→ **Short exercise**:
Answer with nothing except the number of lines that contain the word "been".

→ **Supplied material**:
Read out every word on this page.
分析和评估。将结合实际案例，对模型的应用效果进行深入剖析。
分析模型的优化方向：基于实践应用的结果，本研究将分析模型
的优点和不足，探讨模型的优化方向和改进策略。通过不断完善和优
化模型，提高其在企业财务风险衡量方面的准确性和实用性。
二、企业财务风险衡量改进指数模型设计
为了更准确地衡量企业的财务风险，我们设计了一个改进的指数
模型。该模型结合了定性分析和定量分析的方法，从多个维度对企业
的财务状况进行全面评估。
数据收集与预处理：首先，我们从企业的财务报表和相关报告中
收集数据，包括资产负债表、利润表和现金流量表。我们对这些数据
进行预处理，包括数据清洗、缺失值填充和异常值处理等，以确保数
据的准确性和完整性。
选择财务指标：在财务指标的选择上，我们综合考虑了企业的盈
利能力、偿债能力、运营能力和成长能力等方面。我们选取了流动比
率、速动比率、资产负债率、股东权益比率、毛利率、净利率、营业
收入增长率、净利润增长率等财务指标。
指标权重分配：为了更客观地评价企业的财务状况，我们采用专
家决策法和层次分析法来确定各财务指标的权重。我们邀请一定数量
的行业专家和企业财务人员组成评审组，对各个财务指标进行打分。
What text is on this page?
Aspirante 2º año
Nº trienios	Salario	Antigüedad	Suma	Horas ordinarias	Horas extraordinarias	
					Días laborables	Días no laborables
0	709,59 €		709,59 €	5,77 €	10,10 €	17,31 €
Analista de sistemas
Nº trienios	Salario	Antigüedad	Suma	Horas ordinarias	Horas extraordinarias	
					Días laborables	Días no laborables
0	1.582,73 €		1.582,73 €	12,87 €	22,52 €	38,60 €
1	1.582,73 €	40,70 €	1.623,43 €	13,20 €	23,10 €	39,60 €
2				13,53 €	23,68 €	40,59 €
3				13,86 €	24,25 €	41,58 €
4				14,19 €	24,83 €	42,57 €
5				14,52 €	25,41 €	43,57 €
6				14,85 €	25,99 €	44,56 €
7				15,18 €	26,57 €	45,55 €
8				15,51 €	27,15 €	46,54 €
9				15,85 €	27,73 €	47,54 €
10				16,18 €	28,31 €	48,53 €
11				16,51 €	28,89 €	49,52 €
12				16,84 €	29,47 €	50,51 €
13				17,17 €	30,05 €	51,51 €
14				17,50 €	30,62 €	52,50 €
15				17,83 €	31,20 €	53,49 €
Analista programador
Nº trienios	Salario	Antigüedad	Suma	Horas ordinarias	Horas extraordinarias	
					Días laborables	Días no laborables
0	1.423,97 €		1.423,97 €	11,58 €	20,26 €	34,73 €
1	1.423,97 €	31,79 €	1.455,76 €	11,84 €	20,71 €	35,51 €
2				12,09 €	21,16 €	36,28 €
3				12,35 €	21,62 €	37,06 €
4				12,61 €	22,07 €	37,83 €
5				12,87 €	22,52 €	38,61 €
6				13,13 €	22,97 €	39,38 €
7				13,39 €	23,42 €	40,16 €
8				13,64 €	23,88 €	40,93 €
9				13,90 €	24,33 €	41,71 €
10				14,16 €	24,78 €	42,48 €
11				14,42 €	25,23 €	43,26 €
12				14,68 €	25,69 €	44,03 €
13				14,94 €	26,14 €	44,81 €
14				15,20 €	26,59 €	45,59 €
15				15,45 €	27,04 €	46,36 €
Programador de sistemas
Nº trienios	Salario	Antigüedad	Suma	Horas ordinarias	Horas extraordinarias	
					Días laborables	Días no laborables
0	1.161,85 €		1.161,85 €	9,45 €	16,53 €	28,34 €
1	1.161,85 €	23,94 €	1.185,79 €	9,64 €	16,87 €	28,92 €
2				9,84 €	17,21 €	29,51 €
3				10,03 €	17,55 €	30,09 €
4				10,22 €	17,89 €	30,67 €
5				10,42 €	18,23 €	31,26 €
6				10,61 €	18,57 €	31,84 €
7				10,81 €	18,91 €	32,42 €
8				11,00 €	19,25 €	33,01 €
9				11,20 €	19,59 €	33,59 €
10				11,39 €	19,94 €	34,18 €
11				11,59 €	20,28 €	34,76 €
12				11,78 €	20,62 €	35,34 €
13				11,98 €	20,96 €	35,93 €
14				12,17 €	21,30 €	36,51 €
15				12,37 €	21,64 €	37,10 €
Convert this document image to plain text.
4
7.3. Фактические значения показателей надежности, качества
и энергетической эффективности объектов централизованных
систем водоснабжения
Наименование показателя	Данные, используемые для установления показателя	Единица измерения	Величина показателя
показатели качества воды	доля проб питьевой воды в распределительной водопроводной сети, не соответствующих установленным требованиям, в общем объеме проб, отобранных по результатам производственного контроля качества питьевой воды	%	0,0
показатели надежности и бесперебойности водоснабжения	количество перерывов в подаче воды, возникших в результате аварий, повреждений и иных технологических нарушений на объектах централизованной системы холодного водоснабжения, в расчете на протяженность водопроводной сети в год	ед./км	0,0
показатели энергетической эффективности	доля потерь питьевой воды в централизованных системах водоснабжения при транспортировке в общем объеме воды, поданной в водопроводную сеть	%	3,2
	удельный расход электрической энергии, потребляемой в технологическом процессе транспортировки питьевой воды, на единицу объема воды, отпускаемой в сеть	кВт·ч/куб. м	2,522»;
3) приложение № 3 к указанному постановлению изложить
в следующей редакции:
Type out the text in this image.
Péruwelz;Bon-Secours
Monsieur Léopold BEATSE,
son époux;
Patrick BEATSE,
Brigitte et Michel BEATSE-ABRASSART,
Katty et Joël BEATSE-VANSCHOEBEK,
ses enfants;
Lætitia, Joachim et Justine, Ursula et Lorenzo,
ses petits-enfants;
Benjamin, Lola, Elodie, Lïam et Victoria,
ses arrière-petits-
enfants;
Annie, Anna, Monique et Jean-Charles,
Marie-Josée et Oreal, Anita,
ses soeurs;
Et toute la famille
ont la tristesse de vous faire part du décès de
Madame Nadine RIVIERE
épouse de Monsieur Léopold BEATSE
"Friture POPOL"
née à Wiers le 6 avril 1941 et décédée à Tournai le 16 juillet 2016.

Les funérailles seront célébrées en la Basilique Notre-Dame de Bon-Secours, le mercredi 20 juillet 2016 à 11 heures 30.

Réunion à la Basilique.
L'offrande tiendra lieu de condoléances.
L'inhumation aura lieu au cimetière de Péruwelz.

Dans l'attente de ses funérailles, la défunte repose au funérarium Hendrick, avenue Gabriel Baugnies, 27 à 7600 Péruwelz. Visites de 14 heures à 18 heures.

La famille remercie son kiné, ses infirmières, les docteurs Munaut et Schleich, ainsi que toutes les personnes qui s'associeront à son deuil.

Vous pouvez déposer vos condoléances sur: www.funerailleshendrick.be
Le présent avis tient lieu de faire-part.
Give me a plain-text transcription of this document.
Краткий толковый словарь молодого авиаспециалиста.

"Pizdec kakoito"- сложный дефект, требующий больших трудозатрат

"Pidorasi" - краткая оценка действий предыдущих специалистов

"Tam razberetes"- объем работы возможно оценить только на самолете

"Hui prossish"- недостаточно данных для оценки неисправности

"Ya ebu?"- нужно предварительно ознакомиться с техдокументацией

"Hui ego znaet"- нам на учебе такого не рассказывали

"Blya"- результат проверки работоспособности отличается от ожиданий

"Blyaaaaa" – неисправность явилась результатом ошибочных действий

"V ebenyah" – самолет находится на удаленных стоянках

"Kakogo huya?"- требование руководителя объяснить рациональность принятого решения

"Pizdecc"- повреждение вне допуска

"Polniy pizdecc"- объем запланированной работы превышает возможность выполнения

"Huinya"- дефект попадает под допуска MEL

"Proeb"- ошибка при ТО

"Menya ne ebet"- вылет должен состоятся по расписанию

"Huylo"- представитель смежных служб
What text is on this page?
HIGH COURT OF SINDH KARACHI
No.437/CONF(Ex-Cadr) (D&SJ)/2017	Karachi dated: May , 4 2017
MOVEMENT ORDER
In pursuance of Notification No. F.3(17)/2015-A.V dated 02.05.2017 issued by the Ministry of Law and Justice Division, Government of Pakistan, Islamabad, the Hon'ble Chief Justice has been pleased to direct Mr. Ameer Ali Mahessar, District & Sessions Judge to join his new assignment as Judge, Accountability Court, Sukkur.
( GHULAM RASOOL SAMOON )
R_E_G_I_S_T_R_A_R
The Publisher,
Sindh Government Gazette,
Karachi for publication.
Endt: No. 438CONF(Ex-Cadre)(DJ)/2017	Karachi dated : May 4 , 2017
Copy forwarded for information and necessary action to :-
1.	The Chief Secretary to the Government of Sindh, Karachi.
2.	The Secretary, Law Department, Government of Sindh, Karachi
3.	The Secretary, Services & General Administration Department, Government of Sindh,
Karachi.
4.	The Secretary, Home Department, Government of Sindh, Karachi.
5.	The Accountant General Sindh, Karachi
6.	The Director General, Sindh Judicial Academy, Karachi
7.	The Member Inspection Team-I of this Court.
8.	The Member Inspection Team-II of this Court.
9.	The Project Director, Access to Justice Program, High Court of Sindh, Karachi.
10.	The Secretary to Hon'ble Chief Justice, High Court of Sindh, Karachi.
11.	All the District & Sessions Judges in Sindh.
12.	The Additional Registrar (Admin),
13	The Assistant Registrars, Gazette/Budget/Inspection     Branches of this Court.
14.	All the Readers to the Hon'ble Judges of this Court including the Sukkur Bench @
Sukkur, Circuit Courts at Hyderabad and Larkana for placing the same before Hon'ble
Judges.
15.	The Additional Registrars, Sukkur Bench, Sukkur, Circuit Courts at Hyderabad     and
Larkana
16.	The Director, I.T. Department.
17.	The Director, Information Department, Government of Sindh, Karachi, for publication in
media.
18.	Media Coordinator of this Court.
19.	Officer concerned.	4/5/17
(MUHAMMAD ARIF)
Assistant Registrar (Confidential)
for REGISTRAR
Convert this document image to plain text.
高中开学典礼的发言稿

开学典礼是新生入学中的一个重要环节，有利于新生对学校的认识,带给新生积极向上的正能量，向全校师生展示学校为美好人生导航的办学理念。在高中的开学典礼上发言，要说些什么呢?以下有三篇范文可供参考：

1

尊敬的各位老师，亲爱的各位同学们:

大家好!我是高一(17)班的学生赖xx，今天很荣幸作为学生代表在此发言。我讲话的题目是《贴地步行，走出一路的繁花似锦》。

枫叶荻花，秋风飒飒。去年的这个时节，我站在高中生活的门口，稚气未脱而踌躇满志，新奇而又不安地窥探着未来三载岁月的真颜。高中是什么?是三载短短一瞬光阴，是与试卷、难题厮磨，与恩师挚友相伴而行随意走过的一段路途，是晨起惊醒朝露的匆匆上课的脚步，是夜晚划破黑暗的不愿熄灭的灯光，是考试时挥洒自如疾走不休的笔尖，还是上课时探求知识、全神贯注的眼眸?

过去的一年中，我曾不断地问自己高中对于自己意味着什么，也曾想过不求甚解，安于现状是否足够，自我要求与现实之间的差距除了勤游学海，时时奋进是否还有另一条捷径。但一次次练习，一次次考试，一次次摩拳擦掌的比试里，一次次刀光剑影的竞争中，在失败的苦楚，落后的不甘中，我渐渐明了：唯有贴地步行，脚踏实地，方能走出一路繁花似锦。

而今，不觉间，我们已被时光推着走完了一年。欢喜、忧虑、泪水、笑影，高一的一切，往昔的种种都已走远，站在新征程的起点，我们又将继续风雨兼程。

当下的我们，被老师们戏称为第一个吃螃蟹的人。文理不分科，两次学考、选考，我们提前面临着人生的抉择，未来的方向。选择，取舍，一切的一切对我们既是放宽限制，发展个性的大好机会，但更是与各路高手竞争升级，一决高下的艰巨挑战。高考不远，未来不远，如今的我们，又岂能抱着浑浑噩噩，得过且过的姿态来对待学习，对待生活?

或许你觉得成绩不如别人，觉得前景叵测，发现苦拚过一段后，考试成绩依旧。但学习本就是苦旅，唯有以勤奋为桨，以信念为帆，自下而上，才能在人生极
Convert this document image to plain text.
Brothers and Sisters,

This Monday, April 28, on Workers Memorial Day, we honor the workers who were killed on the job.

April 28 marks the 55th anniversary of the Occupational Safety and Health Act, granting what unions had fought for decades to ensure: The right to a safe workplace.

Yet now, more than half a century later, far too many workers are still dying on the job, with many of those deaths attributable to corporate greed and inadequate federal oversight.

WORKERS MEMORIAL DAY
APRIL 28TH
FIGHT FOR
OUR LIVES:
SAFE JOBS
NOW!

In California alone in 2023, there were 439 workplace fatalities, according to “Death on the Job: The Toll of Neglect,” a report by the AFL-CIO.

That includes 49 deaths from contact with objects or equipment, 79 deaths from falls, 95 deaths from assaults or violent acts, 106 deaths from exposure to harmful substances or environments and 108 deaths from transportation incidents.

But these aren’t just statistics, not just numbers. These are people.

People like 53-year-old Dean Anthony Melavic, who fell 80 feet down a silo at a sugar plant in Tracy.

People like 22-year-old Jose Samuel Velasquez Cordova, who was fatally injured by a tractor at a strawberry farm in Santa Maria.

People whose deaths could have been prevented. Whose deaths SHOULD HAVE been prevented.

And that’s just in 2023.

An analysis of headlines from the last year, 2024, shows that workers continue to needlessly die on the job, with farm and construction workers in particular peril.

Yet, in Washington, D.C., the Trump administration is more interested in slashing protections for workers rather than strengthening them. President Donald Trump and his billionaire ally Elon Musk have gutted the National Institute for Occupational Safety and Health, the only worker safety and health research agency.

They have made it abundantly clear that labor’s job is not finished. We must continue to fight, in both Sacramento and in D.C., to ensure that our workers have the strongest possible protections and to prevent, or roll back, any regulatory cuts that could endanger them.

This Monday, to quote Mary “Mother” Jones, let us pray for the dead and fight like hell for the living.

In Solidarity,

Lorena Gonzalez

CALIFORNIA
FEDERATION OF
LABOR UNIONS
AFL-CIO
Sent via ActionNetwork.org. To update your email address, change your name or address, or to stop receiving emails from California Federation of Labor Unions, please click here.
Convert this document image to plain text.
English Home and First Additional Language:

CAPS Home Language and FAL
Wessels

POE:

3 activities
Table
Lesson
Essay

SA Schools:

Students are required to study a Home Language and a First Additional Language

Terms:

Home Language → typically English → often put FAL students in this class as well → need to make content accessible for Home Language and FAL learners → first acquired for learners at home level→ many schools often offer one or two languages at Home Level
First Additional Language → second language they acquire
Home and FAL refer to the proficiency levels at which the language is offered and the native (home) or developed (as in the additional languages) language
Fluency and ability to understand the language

→ **Written response**:
2